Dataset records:

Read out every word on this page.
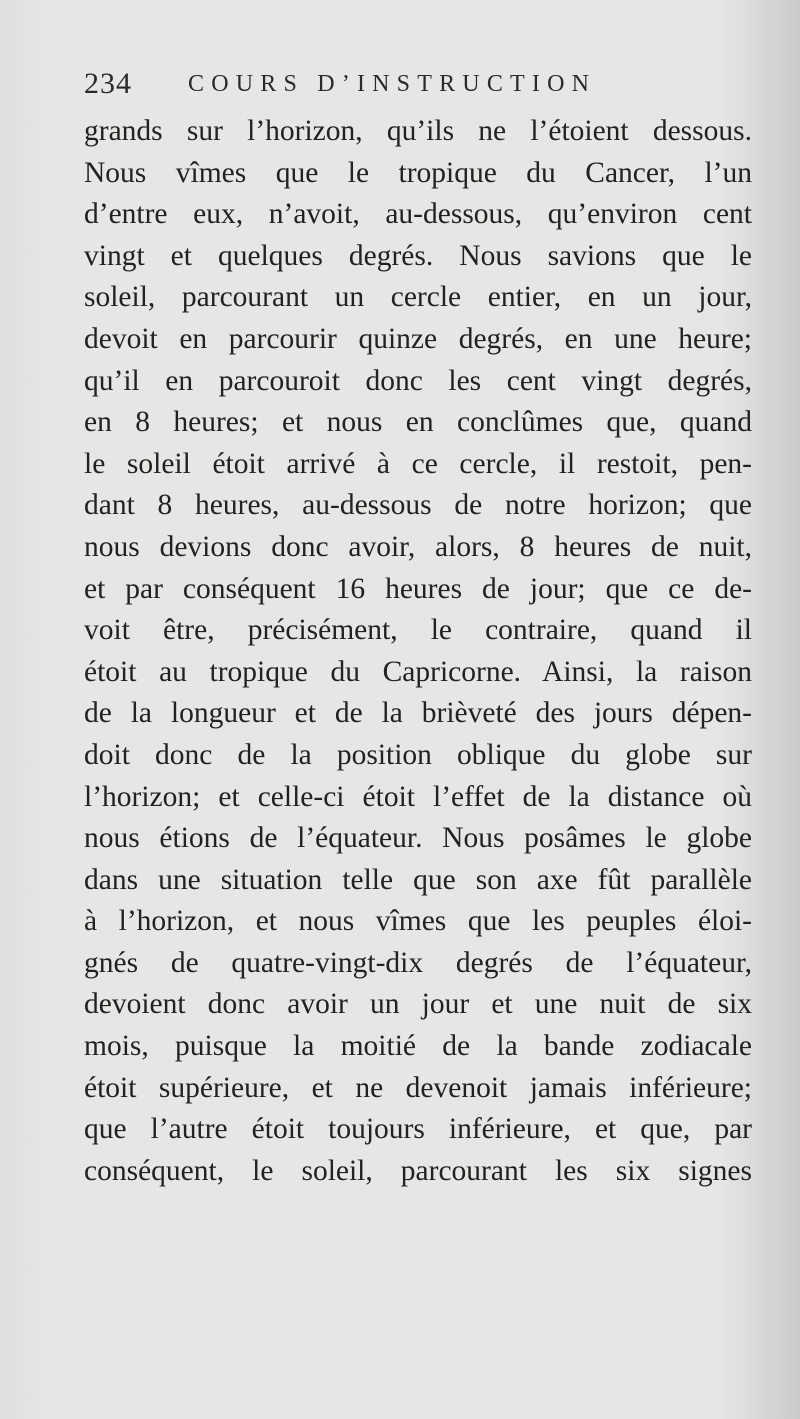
234 COURS D’INSTRUCTION
grands sur l’horizon, qu’ils ne l’étoient dessous.
Nous vîmes que le tropique du Cancer, l’un
d’entre eux, n’avoit, au-dessous, qu’environ cent
vingt et quelques degrés. Nous savions que le
soleil, parcourant un cercle entier, en un jour,
devoit en parcourir quinze degrés, en une heure;
qu’il en parcouroit donc les cent vingt degrés,
en 8 heures; et nous en conclûmes que, quand
le soleil étoit arrivé à ce cercle, il restoit, pen-
dant 8 heures, au-dessous de notre horizon; que
nous devions donc avoir, alors, 8 heures de nuit,
et par conséquent 16 heures de jour; que ce de-
voit être, précisément, le contraire, quand il
étoit au tropique du Capricorne. Ainsi, la raison
de la longueur et de la brièveté des jours dépen-
doit donc de la position oblique du globe sur
l’horizon; et celle-ci étoit l’effet de la distance où
nous étions de l’équateur. Nous posâmes le globe
dans une situation telle que son axe fût parallèle
à l’horizon, et nous vîmes que les peuples éloi-
gnés de quatre-vingt-dix degrés de l’équateur,
devoient donc avoir un jour et une nuit de six
mois, puisque la moitié de la bande zodiacale
étoit supérieure, et ne devenoit jamais inférieure;
que l’autre étoit toujours inférieure, et que, par
conséquent, le soleil, parcourant les six signes
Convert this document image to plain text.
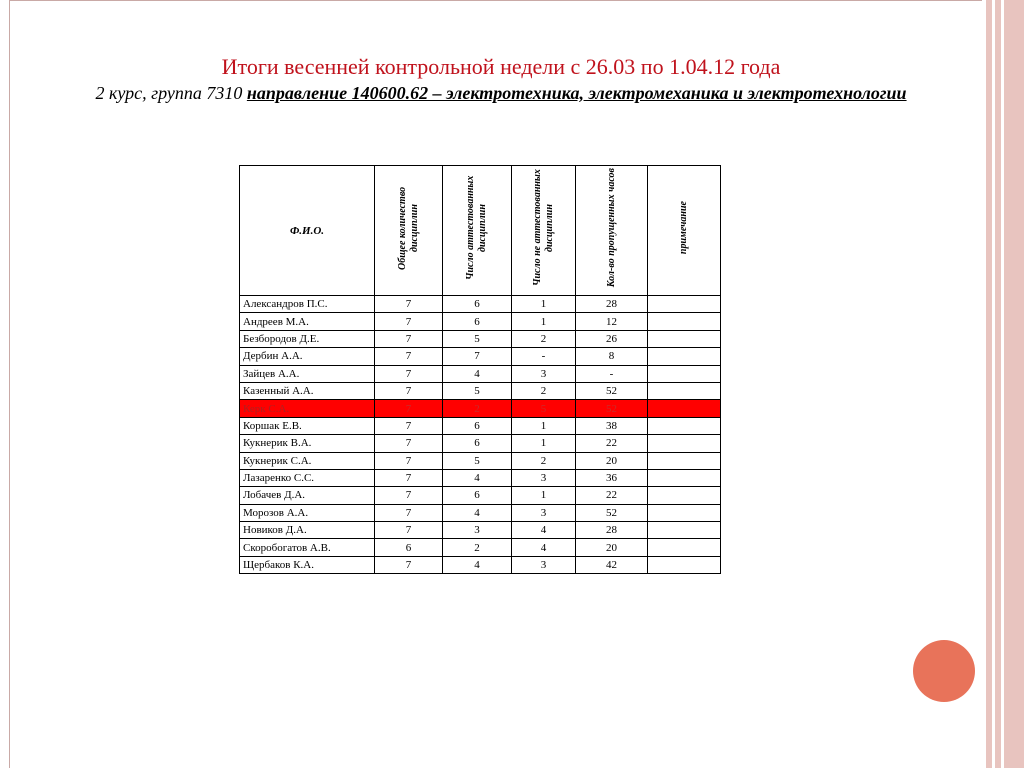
Итоги весенней контрольной недели с 26.03 по 1.04.12 года
2 курс, группа 7310 направление 140600.62 – электротехника, электромеханика и электротехнологии
Ф.И.О.	Общее количество дисциплин	Число аттестованных дисциплин	Число не аттестованных дисциплин	Кол-во пропущенных часов	примечание
Александров П.С.	7	6	1	28	
Андреев М.А.	7	6	1	12	
Безбородов Д.Е.	7	5	2	26	
Дербин А.А.	7	7	-	8	
Зайцев А.А.	7	4	3	-	
Казенный А.А.	7	5	2	52	
Керк С.А.	7	2	5	52	
Коршак Е.В.	7	6	1	38	
Кукнерик В.А.	7	6	1	22	
Кукнерик С.А.	7	5	2	20	
Лазаренко С.С.	7	4	3	36	
Лобачев Д.А.	7	6	1	22	
Морозов А.А.	7	4	3	52	
Новиков Д.А.	7	3	4	28	
Скоробогатов А.В.	6	2	4	20	
Щербаков К.А.	7	4	3	42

- **TASK STATEMENT**: Write the material out again exactly as it appears, dropping the pictures.

- **THE ANSWER**:
Read out every word on this page.
234 COURS D’INSTRUCTION
grands sur l’horizon, qu’ils ne l’étoient dessous.
Nous vîmes que le tropique du Cancer, l’un
d’entre eux, n’avoit, au-dessous, qu’environ cent
vingt et quelques degrés. Nous savions que le
soleil, parcourant un cercle entier, en un jour,
devoit en parcourir quinze degrés, en une heure;
qu’il en parcouroit donc les cent vingt degrés,
en 8 heures; et nous en conclûmes que, quand
le soleil étoit arrivé à ce cercle, il restoit, pen-
dant 8 heures, au-dessous de notre horizon; que
nous devions donc avoir, alors, 8 heures de nuit,
et par conséquent 16 heures de jour; que ce de-
voit être, précisément, le contraire, quand il
étoit au tropique du Capricorne. Ainsi, la raison
de la longueur et de la brièveté des jours dépen-
doit donc de la position oblique du globe sur
l’horizon; et celle-ci étoit l’effet de la distance où
nous étions de l’équateur. Nous posâmes le globe
dans une situation telle que son axe fût parallèle
à l’horizon, et nous vîmes que les peuples éloi-
gnés de quatre-vingt-dix degrés de l’équateur,
devoient donc avoir un jour et une nuit de six
mois, puisque la moitié de la bande zodiacale
étoit supérieure, et ne devenoit jamais inférieure;
que l’autre étoit toujours inférieure, et que, par
conséquent, le soleil, parcourant les six signes
Convert this document image to plain text.
Итоги весенней контрольной недели с 26.03 по 1.04.12 года
2 курс, группа 7310 направление 140600.62 – электротехника, электромеханика и электротехнологии
Ф.И.О.	Общее количество дисциплин	Число аттестованных дисциплин	Число не аттестованных дисциплин	Кол-во пропущенных часов	примечание
Александров П.С.	7	6	1	28	
Андреев М.А.	7	6	1	12	
Безбородов Д.Е.	7	5	2	26	
Дербин А.А.	7	7	-	8	
Зайцев А.А.	7	4	3	-	
Казенный А.А.	7	5	2	52	
Керк С.А.	7	2	5	52	
Коршак Е.В.	7	6	1	38	
Кукнерик В.А.	7	6	1	22	
Кукнерик С.А.	7	5	2	20	
Лазаренко С.С.	7	4	3	36	
Лобачев Д.А.	7	6	1	22	
Морозов А.А.	7	4	3	52	
Новиков Д.А.	7	3	4	28	
Скоробогатов А.В.	6	2	4	20	
Щербаков К.А.	7	4	3	42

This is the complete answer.